* BEGIN *

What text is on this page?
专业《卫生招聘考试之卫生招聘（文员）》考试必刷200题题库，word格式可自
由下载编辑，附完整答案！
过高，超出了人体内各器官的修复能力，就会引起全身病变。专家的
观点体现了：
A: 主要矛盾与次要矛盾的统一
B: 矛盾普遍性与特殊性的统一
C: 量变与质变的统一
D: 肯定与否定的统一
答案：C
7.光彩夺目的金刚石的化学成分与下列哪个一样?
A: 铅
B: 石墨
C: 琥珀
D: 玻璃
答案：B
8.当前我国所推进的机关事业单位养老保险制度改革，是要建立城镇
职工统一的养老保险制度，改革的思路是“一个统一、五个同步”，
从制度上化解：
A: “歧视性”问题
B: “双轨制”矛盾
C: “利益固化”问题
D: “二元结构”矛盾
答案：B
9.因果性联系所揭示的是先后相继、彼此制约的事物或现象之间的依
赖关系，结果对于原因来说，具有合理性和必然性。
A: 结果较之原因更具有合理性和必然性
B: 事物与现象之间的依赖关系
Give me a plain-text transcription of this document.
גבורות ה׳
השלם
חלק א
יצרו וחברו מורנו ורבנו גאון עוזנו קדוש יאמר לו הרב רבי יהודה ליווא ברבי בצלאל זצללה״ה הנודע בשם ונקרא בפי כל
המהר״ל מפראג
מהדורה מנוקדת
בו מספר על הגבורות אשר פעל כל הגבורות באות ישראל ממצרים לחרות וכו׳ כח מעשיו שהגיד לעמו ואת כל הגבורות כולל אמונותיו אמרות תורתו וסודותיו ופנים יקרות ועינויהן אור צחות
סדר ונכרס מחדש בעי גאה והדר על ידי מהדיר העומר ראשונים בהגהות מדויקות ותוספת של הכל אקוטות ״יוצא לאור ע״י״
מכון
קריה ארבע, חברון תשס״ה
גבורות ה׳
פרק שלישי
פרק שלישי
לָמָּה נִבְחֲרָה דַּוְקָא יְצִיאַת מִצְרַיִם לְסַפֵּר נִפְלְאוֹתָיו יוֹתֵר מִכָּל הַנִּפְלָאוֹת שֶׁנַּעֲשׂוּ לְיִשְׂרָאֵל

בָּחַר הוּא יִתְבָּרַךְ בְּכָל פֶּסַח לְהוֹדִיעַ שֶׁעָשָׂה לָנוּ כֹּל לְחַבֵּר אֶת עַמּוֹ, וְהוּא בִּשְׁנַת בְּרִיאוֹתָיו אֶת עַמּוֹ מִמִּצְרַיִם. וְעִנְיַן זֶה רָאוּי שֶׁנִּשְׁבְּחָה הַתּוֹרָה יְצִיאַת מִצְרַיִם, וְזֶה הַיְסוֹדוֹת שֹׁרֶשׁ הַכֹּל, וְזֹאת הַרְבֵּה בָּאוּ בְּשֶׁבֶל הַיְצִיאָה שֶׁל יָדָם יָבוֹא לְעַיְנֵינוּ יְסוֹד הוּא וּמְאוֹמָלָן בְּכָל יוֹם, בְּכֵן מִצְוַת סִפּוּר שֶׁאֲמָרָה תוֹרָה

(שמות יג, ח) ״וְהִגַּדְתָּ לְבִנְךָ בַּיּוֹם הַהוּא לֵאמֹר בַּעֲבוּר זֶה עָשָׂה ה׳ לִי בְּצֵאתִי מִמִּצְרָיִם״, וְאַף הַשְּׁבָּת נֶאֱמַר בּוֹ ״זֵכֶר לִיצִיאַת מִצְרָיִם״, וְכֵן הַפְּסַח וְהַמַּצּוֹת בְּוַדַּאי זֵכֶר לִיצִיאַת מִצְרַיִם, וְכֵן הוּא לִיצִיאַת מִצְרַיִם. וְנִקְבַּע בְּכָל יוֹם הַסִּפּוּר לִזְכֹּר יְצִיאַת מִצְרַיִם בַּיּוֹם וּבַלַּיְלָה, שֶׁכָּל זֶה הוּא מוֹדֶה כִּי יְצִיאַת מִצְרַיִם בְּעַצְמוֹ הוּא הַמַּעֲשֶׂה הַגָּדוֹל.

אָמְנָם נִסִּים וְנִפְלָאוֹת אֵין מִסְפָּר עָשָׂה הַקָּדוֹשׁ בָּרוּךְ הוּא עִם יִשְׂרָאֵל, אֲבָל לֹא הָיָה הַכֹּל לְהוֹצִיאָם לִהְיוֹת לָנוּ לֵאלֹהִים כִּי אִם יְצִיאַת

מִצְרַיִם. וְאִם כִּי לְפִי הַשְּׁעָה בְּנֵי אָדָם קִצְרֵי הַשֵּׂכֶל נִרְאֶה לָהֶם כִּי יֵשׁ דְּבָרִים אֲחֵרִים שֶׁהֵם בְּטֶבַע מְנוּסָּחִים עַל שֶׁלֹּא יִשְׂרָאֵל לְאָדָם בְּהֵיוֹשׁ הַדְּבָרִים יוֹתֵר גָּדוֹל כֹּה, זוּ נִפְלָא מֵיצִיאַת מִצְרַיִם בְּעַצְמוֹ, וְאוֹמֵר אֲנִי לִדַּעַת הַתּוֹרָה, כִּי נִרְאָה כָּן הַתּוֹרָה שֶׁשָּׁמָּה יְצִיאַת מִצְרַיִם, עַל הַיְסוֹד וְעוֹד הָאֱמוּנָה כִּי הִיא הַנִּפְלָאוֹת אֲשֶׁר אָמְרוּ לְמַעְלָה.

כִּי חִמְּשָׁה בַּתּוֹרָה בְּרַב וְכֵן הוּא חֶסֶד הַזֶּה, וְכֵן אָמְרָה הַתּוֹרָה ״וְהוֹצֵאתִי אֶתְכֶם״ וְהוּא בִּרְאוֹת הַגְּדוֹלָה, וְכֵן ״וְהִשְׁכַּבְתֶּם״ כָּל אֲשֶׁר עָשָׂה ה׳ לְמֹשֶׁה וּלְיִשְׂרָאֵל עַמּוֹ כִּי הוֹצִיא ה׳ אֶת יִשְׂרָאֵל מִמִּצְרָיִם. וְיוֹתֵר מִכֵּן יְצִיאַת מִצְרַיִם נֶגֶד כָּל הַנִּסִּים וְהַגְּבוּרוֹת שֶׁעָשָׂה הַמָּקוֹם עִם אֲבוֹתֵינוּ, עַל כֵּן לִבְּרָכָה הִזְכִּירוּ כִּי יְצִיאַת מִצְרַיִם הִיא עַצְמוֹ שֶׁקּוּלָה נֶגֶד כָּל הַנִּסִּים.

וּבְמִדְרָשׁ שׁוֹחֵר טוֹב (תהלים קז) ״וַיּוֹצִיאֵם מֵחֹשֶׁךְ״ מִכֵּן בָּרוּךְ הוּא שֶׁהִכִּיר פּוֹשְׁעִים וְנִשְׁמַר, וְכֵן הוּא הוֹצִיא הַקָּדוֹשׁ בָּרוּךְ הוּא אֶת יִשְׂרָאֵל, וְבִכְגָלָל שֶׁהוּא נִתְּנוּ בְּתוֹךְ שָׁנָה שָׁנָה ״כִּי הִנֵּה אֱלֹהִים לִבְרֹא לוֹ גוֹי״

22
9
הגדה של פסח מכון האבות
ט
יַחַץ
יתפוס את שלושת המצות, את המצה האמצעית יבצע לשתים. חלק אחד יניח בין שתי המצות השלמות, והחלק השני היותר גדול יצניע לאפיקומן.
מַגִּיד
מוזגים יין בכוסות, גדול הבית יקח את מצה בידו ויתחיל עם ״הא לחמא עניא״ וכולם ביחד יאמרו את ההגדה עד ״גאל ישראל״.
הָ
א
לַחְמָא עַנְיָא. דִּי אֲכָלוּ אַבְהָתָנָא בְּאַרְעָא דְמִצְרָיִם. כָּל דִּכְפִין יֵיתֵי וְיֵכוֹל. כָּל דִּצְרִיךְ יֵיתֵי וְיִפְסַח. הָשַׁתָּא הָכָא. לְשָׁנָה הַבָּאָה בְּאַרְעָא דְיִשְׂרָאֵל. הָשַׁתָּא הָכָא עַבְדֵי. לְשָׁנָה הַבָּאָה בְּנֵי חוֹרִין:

* END *

- _Problem description_: Pull out all lines from the listing that contain the string "גדול".

- _Correct output_:
יתפוס את שלושת המצות, את המצה האמצעית יבצע לשתים. חלק אחד יניח בין שתי המצות השלמות, והחלק השני היותר גדול יצניע לאפיקומן.
מוזגים יין בכוסות, גדול הבית יקח את מצה בידו ויתחיל עם ״הא לחמא עניא״ וכולם ביחד יאמרו את ההגדה עד ״גאל ישראל״.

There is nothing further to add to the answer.